## Objective
Copy all of the material word for word, except for the pictures.

(Items from a dataset)

● ● ● ● ● ● ●

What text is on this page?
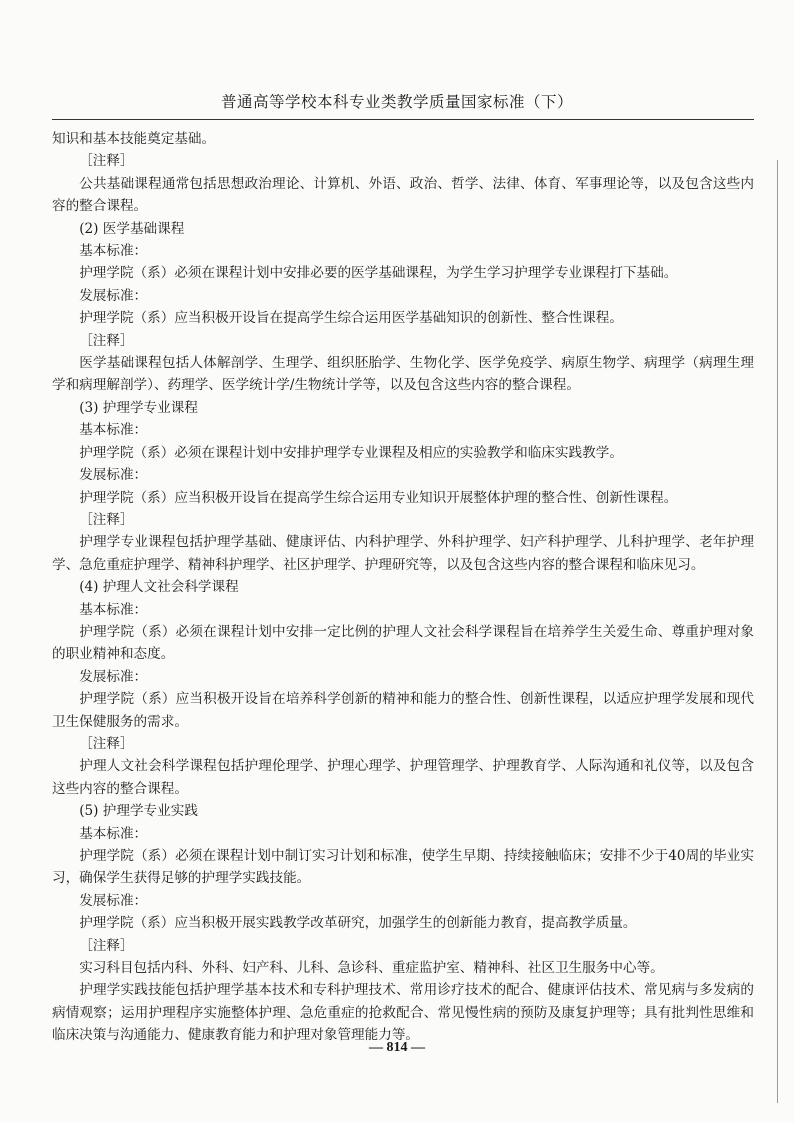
普通高等学校本科专业类教学质量国家标准（下）

知识和基本技能奠定基础。

［注释］

公共基础课程通常包括思想政治理论、计算机、外语、政治、哲学、法律、体育、军事理论等，以及包含这些内容的整合课程。

(2) 医学基础课程

基本标准：

护理学院（系）必须在课程计划中安排必要的医学基础课程，为学生学习护理学专业课程打下基础。

发展标准：

护理学院（系）应当积极开设旨在提高学生综合运用医学基础知识的创新性、整合性课程。

［注释］

医学基础课程包括人体解剖学、生理学、组织胚胎学、生物化学、医学免疫学、病原生物学、病理学（病理生理学和病理解剖学）、药理学、医学统计学/生物统计学等，以及包含这些内容的整合课程。

(3) 护理学专业课程

基本标准：

护理学院（系）必须在课程计划中安排护理学专业课程及相应的实验教学和临床实践教学。

发展标准：

护理学院（系）应当积极开设旨在提高学生综合运用专业知识开展整体护理的整合性、创新性课程。

［注释］

护理学专业课程包括护理学基础、健康评估、内科护理学、外科护理学、妇产科护理学、儿科护理学、老年护理学、急危重症护理学、精神科护理学、社区护理学、护理研究等，以及包含这些内容的整合课程和临床见习。

(4) 护理人文社会科学课程

基本标准：

护理学院（系）必须在课程计划中安排一定比例的护理人文社会科学课程旨在培养学生关爱生命、尊重护理对象的职业精神和态度。

发展标准：

护理学院（系）应当积极开设旨在培养科学创新的精神和能力的整合性、创新性课程，以适应护理学发展和现代卫生保健服务的需求。

［注释］

护理人文社会科学课程包括护理伦理学、护理心理学、护理管理学、护理教育学、人际沟通和礼仪等，以及包含这些内容的整合课程。

(5) 护理学专业实践

基本标准：

护理学院（系）必须在课程计划中制订实习计划和标准，使学生早期、持续接触临床；安排不少于40周的毕业实习，确保学生获得足够的护理学实践技能。

发展标准：

护理学院（系）应当积极开展实践教学改革研究，加强学生的创新能力教育，提高教学质量。

［注释］

实习科目包括内科、外科、妇产科、儿科、急诊科、重症监护室、精神科、社区卫生服务中心等。

护理学实践技能包括护理学基本技术和专科护理技术、常用诊疗技术的配合、健康评估技术、常见病与多发病的病情观察；运用护理程序实施整体护理、急危重症的抢救配合、常见慢性病的预防及康复护理等；具有批判性思维和临床决策与沟通能力、健康教育能力和护理对象管理能力等。

— 814 —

● ● ● ● ● ● ●

## Full solution
What text is on this page?
普通高等学校本科专业类教学质量国家标准（下）

知识和基本技能奠定基础。

［注释］

公共基础课程通常包括思想政治理论、计算机、外语、政治、哲学、法律、体育、军事理论等，以及包含这些内容的整合课程。

(2) 医学基础课程

基本标准：

护理学院（系）必须在课程计划中安排必要的医学基础课程，为学生学习护理学专业课程打下基础。

发展标准：

护理学院（系）应当积极开设旨在提高学生综合运用医学基础知识的创新性、整合性课程。

［注释］

医学基础课程包括人体解剖学、生理学、组织胚胎学、生物化学、医学免疫学、病原生物学、病理学（病理生理学和病理解剖学）、药理学、医学统计学/生物统计学等，以及包含这些内容的整合课程。

(3) 护理学专业课程

基本标准：

护理学院（系）必须在课程计划中安排护理学专业课程及相应的实验教学和临床实践教学。

发展标准：

护理学院（系）应当积极开设旨在提高学生综合运用专业知识开展整体护理的整合性、创新性课程。

［注释］

护理学专业课程包括护理学基础、健康评估、内科护理学、外科护理学、妇产科护理学、儿科护理学、老年护理学、急危重症护理学、精神科护理学、社区护理学、护理研究等，以及包含这些内容的整合课程和临床见习。

(4) 护理人文社会科学课程

基本标准：

护理学院（系）必须在课程计划中安排一定比例的护理人文社会科学课程旨在培养学生关爱生命、尊重护理对象的职业精神和态度。

发展标准：

护理学院（系）应当积极开设旨在培养科学创新的精神和能力的整合性、创新性课程，以适应护理学发展和现代卫生保健服务的需求。

［注释］

护理人文社会科学课程包括护理伦理学、护理心理学、护理管理学、护理教育学、人际沟通和礼仪等，以及包含这些内容的整合课程。

(5) 护理学专业实践

基本标准：

护理学院（系）必须在课程计划中制订实习计划和标准，使学生早期、持续接触临床；安排不少于40周的毕业实习，确保学生获得足够的护理学实践技能。

发展标准：

护理学院（系）应当积极开展实践教学改革研究，加强学生的创新能力教育，提高教学质量。

［注释］

实习科目包括内科、外科、妇产科、儿科、急诊科、重症监护室、精神科、社区卫生服务中心等。

护理学实践技能包括护理学基本技术和专科护理技术、常用诊疗技术的配合、健康评估技术、常见病与多发病的病情观察；运用护理程序实施整体护理、急危重症的抢救配合、常见慢性病的预防及康复护理等；具有批判性思维和临床决策与沟通能力、健康教育能力和护理对象管理能力等。

— 814 —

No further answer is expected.